Stated goal. Transcribe all of the material exactly. Any picture in it should be left out.

Supplied data.

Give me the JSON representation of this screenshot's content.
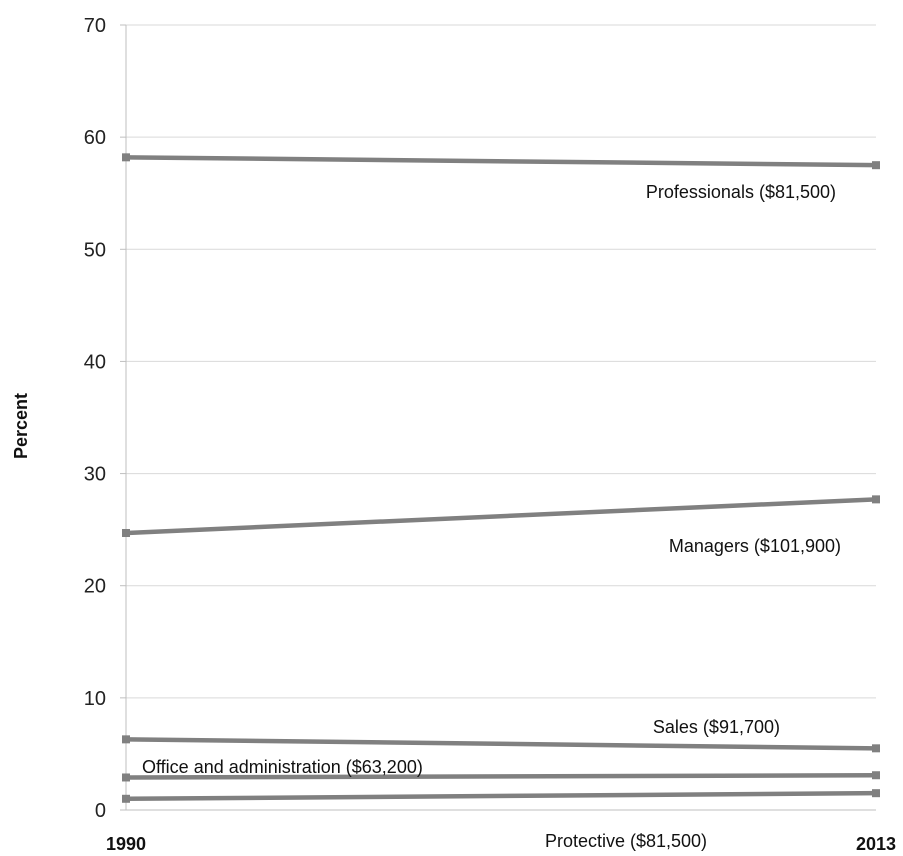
{
  "chart_data": {
    "type": "line",
    "ylabel": "Percent",
    "ylim": [
      0,
      70
    ],
    "yticks": [
      0,
      10,
      20,
      30,
      40,
      50,
      60,
      70
    ],
    "x": [
      "1990",
      "2013"
    ],
    "grid": true,
    "line_color": "#808080",
    "series": [
      {
        "name": "Professionals ($81,500)",
        "values": [
          58.2,
          57.5
        ]
      },
      {
        "name": "Managers ($101,900)",
        "values": [
          24.7,
          27.7
        ]
      },
      {
        "name": "Sales ($91,700)",
        "values": [
          6.3,
          5.5
        ]
      },
      {
        "name": "Office and administration ($63,200)",
        "values": [
          2.9,
          3.1
        ]
      },
      {
        "name": "Protective ($81,500)",
        "values": [
          1.0,
          1.5
        ]
      }
    ]
  }
}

Task response.
Give me the JSON representation of this screenshot's content.
{
  "chart_data": {
    "type": "line",
    "ylabel": "Percent",
    "ylim": [
      0,
      70
    ],
    "yticks": [
      0,
      10,
      20,
      30,
      40,
      50,
      60,
      70
    ],
    "x": [
      "1990",
      "2013"
    ],
    "grid": true,
    "line_color": "#808080",
    "series": [
      {
        "name": "Professionals ($81,500)",
        "values": [
          58.2,
          57.5
        ]
      },
      {
        "name": "Managers ($101,900)",
        "values": [
          24.7,
          27.7
        ]
      },
      {
        "name": "Sales ($91,700)",
        "values": [
          6.3,
          5.5
        ]
      },
      {
        "name": "Office and administration ($63,200)",
        "values": [
          2.9,
          3.1
        ]
      },
      {
        "name": "Protective ($81,500)",
        "values": [
          1.0,
          1.5
        ]
      }
    ]
  }
}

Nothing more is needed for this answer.